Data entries
- - -

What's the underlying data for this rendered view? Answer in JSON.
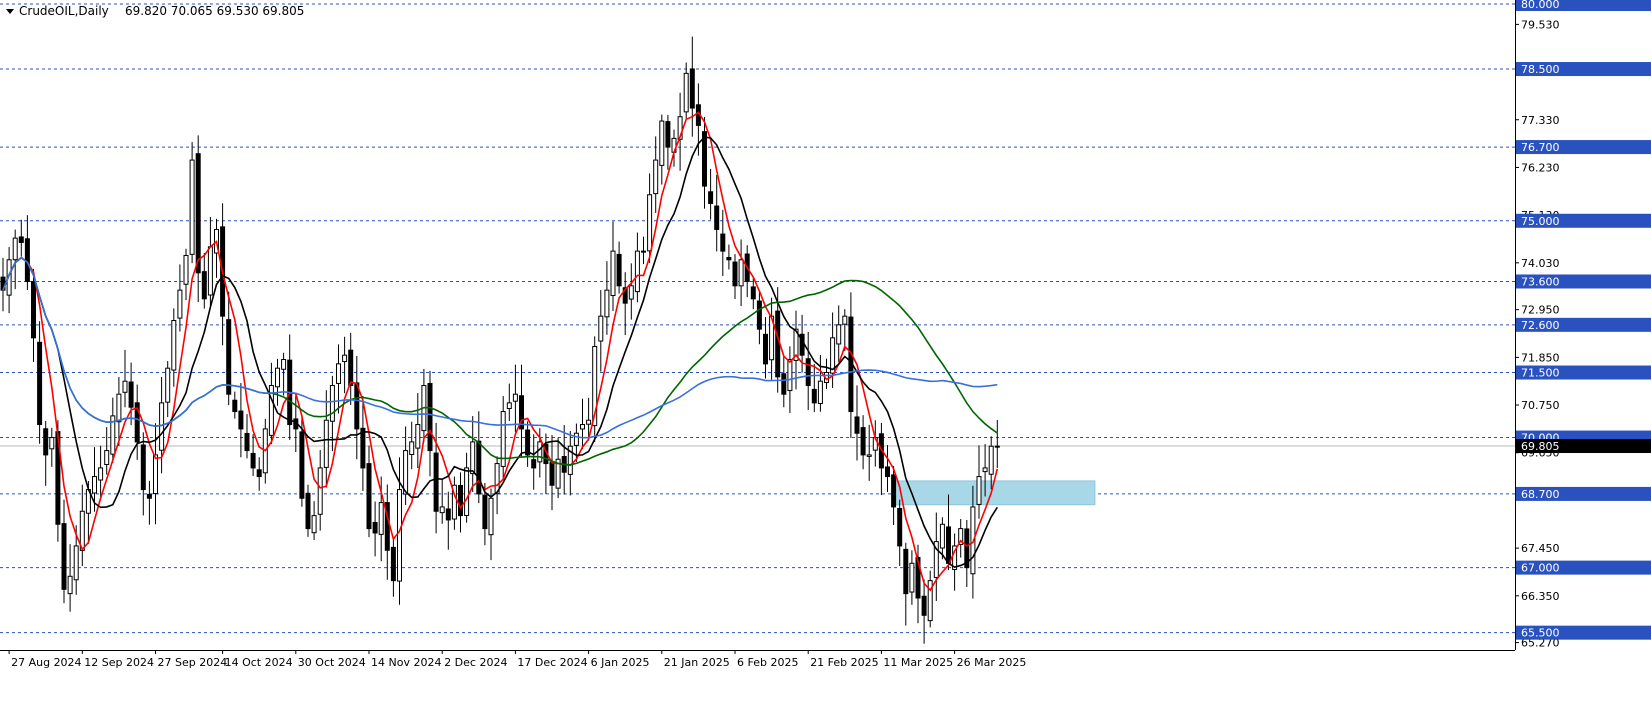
{
  "header": {
    "symbol": "CrudeOIL,Daily",
    "ohlc": "69.820 70.065 69.530 69.805"
  },
  "colors": {
    "background": "#ffffff",
    "grid_dashed": "#2a52be",
    "candle": "#000000",
    "ma_red": "#ff0000",
    "ma_black": "#000000",
    "ma_green": "#006400",
    "ma_blue": "#3a6fe0",
    "zone": "#a8d8e8",
    "price_tag_bg": "#2a52be",
    "current_tag_bg": "#000000"
  },
  "chart_data": {
    "type": "candlestick",
    "timeframe": "Daily",
    "y_range": [
      65.1,
      80.0
    ],
    "y_tick_labels": [
      "79.530",
      "77.330",
      "76.230",
      "75.130",
      "74.030",
      "72.950",
      "71.850",
      "70.750",
      "69.650",
      "67.450",
      "66.350",
      "65.270"
    ],
    "horizontal_levels": [
      80.0,
      78.5,
      76.7,
      75.0,
      73.6,
      72.6,
      71.5,
      70.0,
      68.7,
      67.0,
      65.5
    ],
    "horizontal_level_labels": [
      "80.000",
      "78.500",
      "76.700",
      "75.000",
      "73.600",
      "72.600",
      "71.500",
      "70.000",
      "68.700",
      "67.000",
      "65.500"
    ],
    "current_price": 69.805,
    "current_price_label": "69.805",
    "x_tick_labels": [
      "27 Aug 2024",
      "12 Sep 2024",
      "27 Sep 2024",
      "14 Oct 2024",
      "30 Oct 2024",
      "14 Nov 2024",
      "2 Dec 2024",
      "17 Dec 2024",
      "6 Jan 2025",
      "21 Jan 2025",
      "6 Feb 2025",
      "21 Feb 2025",
      "11 Mar 2025",
      "26 Mar 2025"
    ],
    "x_tick_bar_index": [
      1,
      13,
      25,
      36,
      48,
      60,
      72,
      84,
      96,
      108,
      120,
      132,
      144,
      156
    ],
    "zone": {
      "bar_from": 146,
      "bar_to": 179,
      "low": 68.45,
      "high": 69.0
    },
    "closes": [
      73.4,
      74.1,
      74.6,
      74.5,
      73.6,
      72.3,
      70.3,
      69.6,
      70.0,
      68.0,
      66.5,
      66.8,
      67.5,
      68.3,
      68.8,
      69.1,
      69.3,
      69.7,
      70.5,
      71.0,
      71.3,
      70.7,
      69.9,
      68.8,
      68.6,
      69.6,
      70.8,
      71.6,
      72.7,
      73.4,
      74.2,
      76.4,
      73.8,
      73.2,
      74.4,
      74.8,
      72.8,
      71.0,
      70.6,
      70.2,
      69.7,
      69.3,
      69.1,
      70.2,
      71.2,
      71.6,
      71.8,
      70.3,
      70.2,
      68.6,
      67.9,
      68.2,
      69.3,
      70.4,
      71.2,
      71.7,
      71.9,
      71.2,
      70.2,
      69.3,
      67.9,
      67.8,
      68.5,
      67.4,
      66.7,
      68.8,
      69.7,
      69.9,
      70.3,
      71.2,
      69.7,
      68.3,
      68.4,
      68.1,
      68.9,
      68.2,
      69.3,
      69.9,
      68.7,
      67.9,
      68.6,
      69.4,
      70.6,
      70.8,
      71.0,
      70.2,
      69.6,
      69.3,
      69.9,
      69.4,
      68.9,
      69.5,
      69.2,
      69.8,
      70.1,
      70.3,
      70.4,
      72.1,
      72.8,
      73.4,
      74.3,
      73.5,
      73.1,
      73.5,
      74.3,
      74.3,
      75.6,
      76.4,
      77.3,
      76.7,
      76.9,
      77.4,
      78.4,
      77.6,
      77.2,
      75.8,
      75.4,
      74.8,
      74.3,
      74.1,
      73.5,
      74.1,
      73.6,
      73.2,
      72.5,
      71.7,
      72.8,
      71.4,
      71.0,
      71.8,
      72.5,
      71.9,
      71.2,
      70.8,
      71.3,
      71.5,
      72.3,
      72.6,
      72.8,
      70.6,
      70.1,
      69.6,
      69.6,
      70.0,
      69.3,
      69.1,
      68.4,
      67.5,
      66.4,
      67.1,
      66.3,
      65.9,
      66.7,
      67.6,
      68.0,
      67.1,
      67.5,
      67.9,
      67.0,
      68.4,
      69.1,
      69.3,
      69.8,
      69.8
    ]
  }
}
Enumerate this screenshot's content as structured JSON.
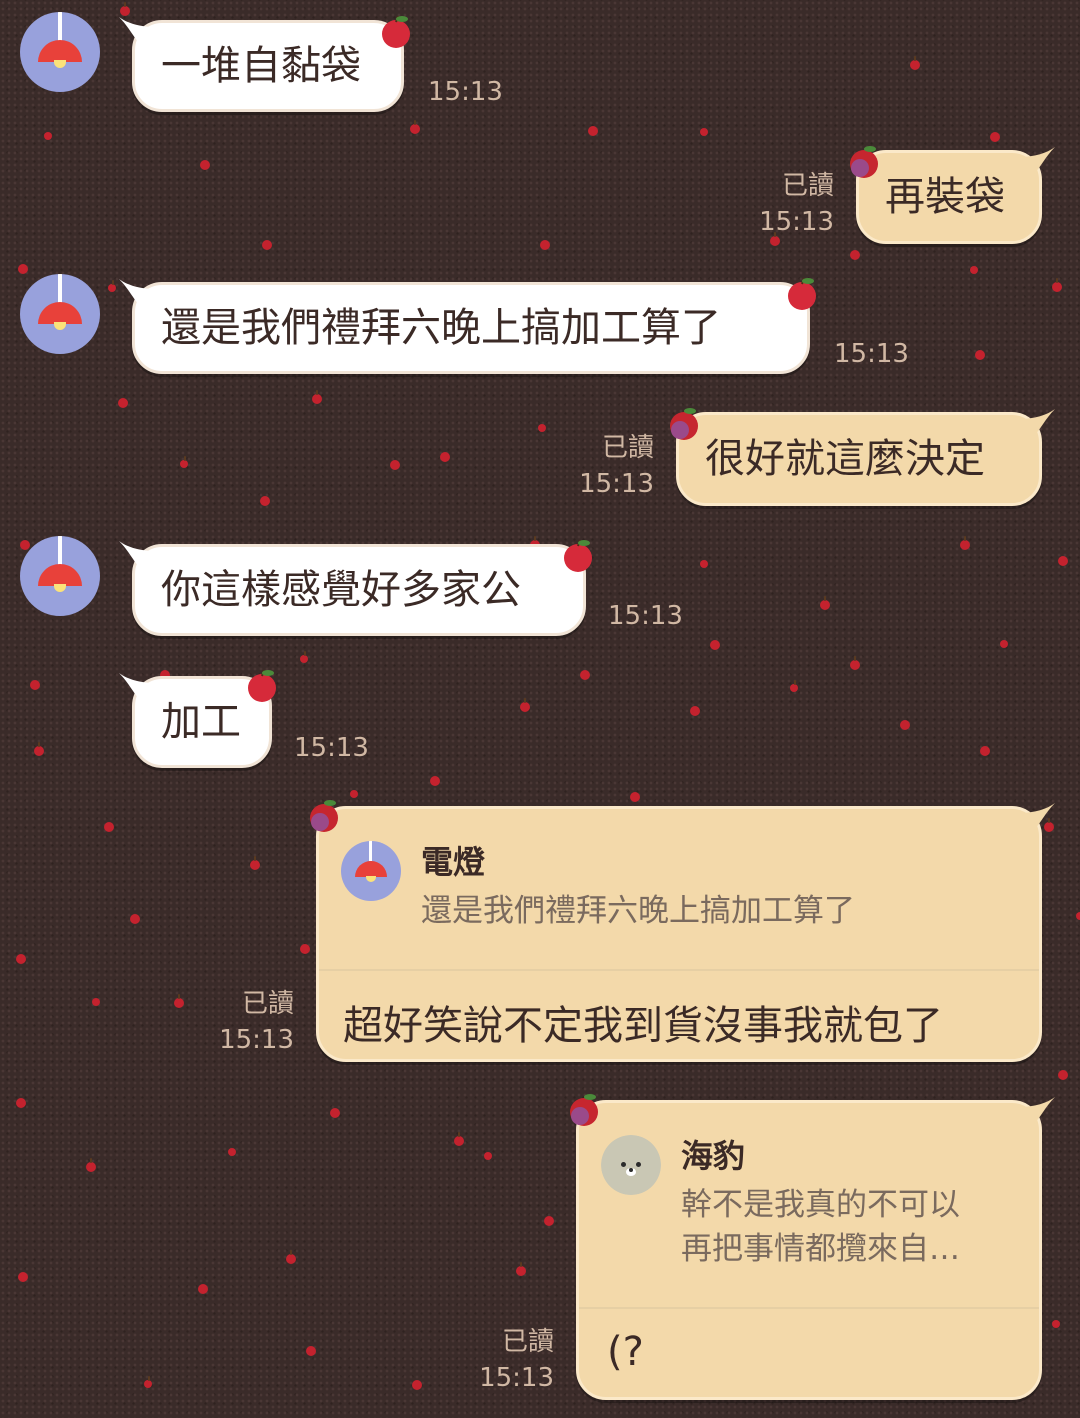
{
  "contact": {
    "name": "電燈",
    "avatar_icon": "lamp-icon"
  },
  "messages": [
    {
      "dir": "in",
      "text": "一堆自黏袋",
      "time": "15:13"
    },
    {
      "dir": "out",
      "text": "再裝袋",
      "read": "已讀",
      "time": "15:13"
    },
    {
      "dir": "in",
      "text": "還是我們禮拜六晚上搞加工算了",
      "time": "15:13"
    },
    {
      "dir": "out",
      "text": "很好就這麼決定",
      "read": "已讀",
      "time": "15:13"
    },
    {
      "dir": "in",
      "text": "你這樣感覺好多家公",
      "time": "15:13"
    },
    {
      "dir": "in",
      "text": "加工",
      "time": "15:13"
    },
    {
      "dir": "out",
      "reply_to": {
        "name": "電燈",
        "text": "還是我們禮拜六晚上搞加工算了",
        "avatar_icon": "lamp-icon"
      },
      "text": "超好笑說不定我到貨沒事我就包了",
      "read": "已讀",
      "time": "15:13"
    },
    {
      "dir": "out",
      "reply_to": {
        "name": "海豹",
        "text": "幹不是我真的不可以\n再把事情都攬來自…",
        "avatar_icon": "seal-icon"
      },
      "text": "(?",
      "read": "已讀",
      "time": "15:13"
    }
  ],
  "colors": {
    "incoming_bubble": "#ffffff",
    "outgoing_bubble": "#f3d9aa",
    "background": "#3a2b29",
    "meta_text": "#d1b8a4",
    "avatar_bg": "#98a1dc"
  },
  "decoration_icon": "apple-icon"
}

- - -

Work to do
Quote all the records verbatim, dropping any pictures from your copy.

Worked solution
What's the underlying data for this rendered view? Answer in JSON.
{
  "header": {
    "symbol": "CrudeOIL,Daily",
    "ohlc": "69.820 70.065 69.530 69.805"
  },
  "colors": {
    "background": "#ffffff",
    "grid_dashed": "#2a52be",
    "candle": "#000000",
    "ma_red": "#ff0000",
    "ma_black": "#000000",
    "ma_green": "#006400",
    "ma_blue": "#3a6fe0",
    "zone": "#a8d8e8",
    "price_tag_bg": "#2a52be",
    "current_tag_bg": "#000000"
  },
  "chart_data": {
    "type": "candlestick",
    "timeframe": "Daily",
    "y_range": [
      65.1,
      80.0
    ],
    "y_tick_labels": [
      "79.530",
      "77.330",
      "76.230",
      "75.130",
      "74.030",
      "72.950",
      "71.850",
      "70.750",
      "69.650",
      "67.450",
      "66.350",
      "65.270"
    ],
    "horizontal_levels": [
      80.0,
      78.5,
      76.7,
      75.0,
      73.6,
      72.6,
      71.5,
      70.0,
      68.7,
      67.0,
      65.5
    ],
    "horizontal_level_labels": [
      "80.000",
      "78.500",
      "76.700",
      "75.000",
      "73.600",
      "72.600",
      "71.500",
      "70.000",
      "68.700",
      "67.000",
      "65.500"
    ],
    "current_price": 69.805,
    "current_price_label": "69.805",
    "x_tick_labels": [
      "27 Aug 2024",
      "12 Sep 2024",
      "27 Sep 2024",
      "14 Oct 2024",
      "30 Oct 2024",
      "14 Nov 2024",
      "2 Dec 2024",
      "17 Dec 2024",
      "6 Jan 2025",
      "21 Jan 2025",
      "6 Feb 2025",
      "21 Feb 2025",
      "11 Mar 2025",
      "26 Mar 2025"
    ],
    "x_tick_bar_index": [
      1,
      13,
      25,
      36,
      48,
      60,
      72,
      84,
      96,
      108,
      120,
      132,
      144,
      156
    ],
    "zone": {
      "bar_from": 146,
      "bar_to": 179,
      "low": 68.45,
      "high": 69.0
    },
    "closes": [
      73.4,
      74.1,
      74.6,
      74.5,
      73.6,
      72.3,
      70.3,
      69.6,
      70.0,
      68.0,
      66.5,
      66.8,
      67.5,
      68.3,
      68.8,
      69.1,
      69.3,
      69.7,
      70.5,
      71.0,
      71.3,
      70.7,
      69.9,
      68.8,
      68.6,
      69.6,
      70.8,
      71.6,
      72.7,
      73.4,
      74.2,
      76.4,
      73.8,
      73.2,
      74.4,
      74.8,
      72.8,
      71.0,
      70.6,
      70.2,
      69.7,
      69.3,
      69.1,
      70.2,
      71.2,
      71.6,
      71.8,
      70.3,
      70.2,
      68.6,
      67.9,
      68.2,
      69.3,
      70.4,
      71.2,
      71.7,
      71.9,
      71.2,
      70.2,
      69.3,
      67.9,
      67.8,
      68.5,
      67.4,
      66.7,
      68.8,
      69.7,
      69.9,
      70.3,
      71.2,
      69.7,
      68.3,
      68.4,
      68.1,
      68.9,
      68.2,
      69.3,
      69.9,
      68.7,
      67.9,
      68.6,
      69.4,
      70.6,
      70.8,
      71.0,
      70.2,
      69.6,
      69.3,
      69.9,
      69.4,
      68.9,
      69.5,
      69.2,
      69.8,
      70.1,
      70.3,
      70.4,
      72.1,
      72.8,
      73.4,
      74.3,
      73.5,
      73.1,
      73.5,
      74.3,
      74.3,
      75.6,
      76.4,
      77.3,
      76.7,
      76.9,
      77.4,
      78.4,
      77.6,
      77.2,
      75.8,
      75.4,
      74.8,
      74.3,
      74.1,
      73.5,
      74.1,
      73.6,
      73.2,
      72.5,
      71.7,
      72.8,
      71.4,
      71.0,
      71.8,
      72.5,
      71.9,
      71.2,
      70.8,
      71.3,
      71.5,
      72.3,
      72.6,
      72.8,
      70.6,
      70.1,
      69.6,
      69.6,
      70.0,
      69.3,
      69.1,
      68.4,
      67.5,
      66.4,
      67.1,
      66.3,
      65.9,
      66.7,
      67.6,
      68.0,
      67.1,
      67.5,
      67.9,
      67.0,
      68.4,
      69.1,
      69.3,
      69.8,
      69.8
    ]
  }
}
Enumerate this screenshot's content as structured JSON.
{
  "contact": {
    "name": "電燈",
    "avatar_icon": "lamp-icon"
  },
  "messages": [
    {
      "dir": "in",
      "text": "一堆自黏袋",
      "time": "15:13"
    },
    {
      "dir": "out",
      "text": "再裝袋",
      "read": "已讀",
      "time": "15:13"
    },
    {
      "dir": "in",
      "text": "還是我們禮拜六晚上搞加工算了",
      "time": "15:13"
    },
    {
      "dir": "out",
      "text": "很好就這麼決定",
      "read": "已讀",
      "time": "15:13"
    },
    {
      "dir": "in",
      "text": "你這樣感覺好多家公",
      "time": "15:13"
    },
    {
      "dir": "in",
      "text": "加工",
      "time": "15:13"
    },
    {
      "dir": "out",
      "reply_to": {
        "name": "電燈",
        "text": "還是我們禮拜六晚上搞加工算了",
        "avatar_icon": "lamp-icon"
      },
      "text": "超好笑說不定我到貨沒事我就包了",
      "read": "已讀",
      "time": "15:13"
    },
    {
      "dir": "out",
      "reply_to": {
        "name": "海豹",
        "text": "幹不是我真的不可以\n再把事情都攬來自…",
        "avatar_icon": "seal-icon"
      },
      "text": "(?",
      "read": "已讀",
      "time": "15:13"
    }
  ],
  "colors": {
    "incoming_bubble": "#ffffff",
    "outgoing_bubble": "#f3d9aa",
    "background": "#3a2b29",
    "meta_text": "#d1b8a4",
    "avatar_bg": "#98a1dc"
  },
  "decoration_icon": "apple-icon"
}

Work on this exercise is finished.